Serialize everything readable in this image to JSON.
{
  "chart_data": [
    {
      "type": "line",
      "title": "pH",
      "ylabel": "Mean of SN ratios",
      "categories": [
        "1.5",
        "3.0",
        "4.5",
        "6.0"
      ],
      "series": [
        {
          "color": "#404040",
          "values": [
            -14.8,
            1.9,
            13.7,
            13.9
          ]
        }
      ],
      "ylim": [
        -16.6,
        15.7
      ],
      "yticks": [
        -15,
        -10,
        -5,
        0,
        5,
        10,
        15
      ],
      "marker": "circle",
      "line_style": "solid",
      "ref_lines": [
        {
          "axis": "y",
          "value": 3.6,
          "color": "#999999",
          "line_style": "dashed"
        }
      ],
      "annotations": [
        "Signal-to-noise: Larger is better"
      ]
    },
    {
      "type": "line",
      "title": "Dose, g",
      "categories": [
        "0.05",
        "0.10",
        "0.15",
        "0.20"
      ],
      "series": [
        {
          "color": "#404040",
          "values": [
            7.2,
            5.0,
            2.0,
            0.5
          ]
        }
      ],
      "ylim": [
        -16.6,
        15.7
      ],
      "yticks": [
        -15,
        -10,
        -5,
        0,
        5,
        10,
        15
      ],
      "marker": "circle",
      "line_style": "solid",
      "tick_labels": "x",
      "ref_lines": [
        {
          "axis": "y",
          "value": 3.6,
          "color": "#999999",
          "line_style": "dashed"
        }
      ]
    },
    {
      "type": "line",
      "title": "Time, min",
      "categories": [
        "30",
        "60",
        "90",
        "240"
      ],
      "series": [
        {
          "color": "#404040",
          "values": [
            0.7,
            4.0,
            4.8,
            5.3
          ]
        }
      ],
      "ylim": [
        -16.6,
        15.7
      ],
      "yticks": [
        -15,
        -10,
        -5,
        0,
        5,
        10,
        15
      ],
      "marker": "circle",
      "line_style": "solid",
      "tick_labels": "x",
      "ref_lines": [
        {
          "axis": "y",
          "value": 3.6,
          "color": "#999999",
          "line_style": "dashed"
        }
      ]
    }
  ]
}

EXERCISE TASK - Give back the whole listing, word for word.

WORKED SOLUTION -
Serialize everything readable in this image to JSON.
{
  "chart_data": [
    {
      "type": "line",
      "title": "pH",
      "ylabel": "Mean of SN ratios",
      "categories": [
        "1.5",
        "3.0",
        "4.5",
        "6.0"
      ],
      "series": [
        {
          "color": "#404040",
          "values": [
            -14.8,
            1.9,
            13.7,
            13.9
          ]
        }
      ],
      "ylim": [
        -16.6,
        15.7
      ],
      "yticks": [
        -15,
        -10,
        -5,
        0,
        5,
        10,
        15
      ],
      "marker": "circle",
      "line_style": "solid",
      "ref_lines": [
        {
          "axis": "y",
          "value": 3.6,
          "color": "#999999",
          "line_style": "dashed"
        }
      ],
      "annotations": [
        "Signal-to-noise: Larger is better"
      ]
    },
    {
      "type": "line",
      "title": "Dose, g",
      "categories": [
        "0.05",
        "0.10",
        "0.15",
        "0.20"
      ],
      "series": [
        {
          "color": "#404040",
          "values": [
            7.2,
            5.0,
            2.0,
            0.5
          ]
        }
      ],
      "ylim": [
        -16.6,
        15.7
      ],
      "yticks": [
        -15,
        -10,
        -5,
        0,
        5,
        10,
        15
      ],
      "marker": "circle",
      "line_style": "solid",
      "tick_labels": "x",
      "ref_lines": [
        {
          "axis": "y",
          "value": 3.6,
          "color": "#999999",
          "line_style": "dashed"
        }
      ]
    },
    {
      "type": "line",
      "title": "Time, min",
      "categories": [
        "30",
        "60",
        "90",
        "240"
      ],
      "series": [
        {
          "color": "#404040",
          "values": [
            0.7,
            4.0,
            4.8,
            5.3
          ]
        }
      ],
      "ylim": [
        -16.6,
        15.7
      ],
      "yticks": [
        -15,
        -10,
        -5,
        0,
        5,
        10,
        15
      ],
      "marker": "circle",
      "line_style": "solid",
      "tick_labels": "x",
      "ref_lines": [
        {
          "axis": "y",
          "value": 3.6,
          "color": "#999999",
          "line_style": "dashed"
        }
      ]
    }
  ]
}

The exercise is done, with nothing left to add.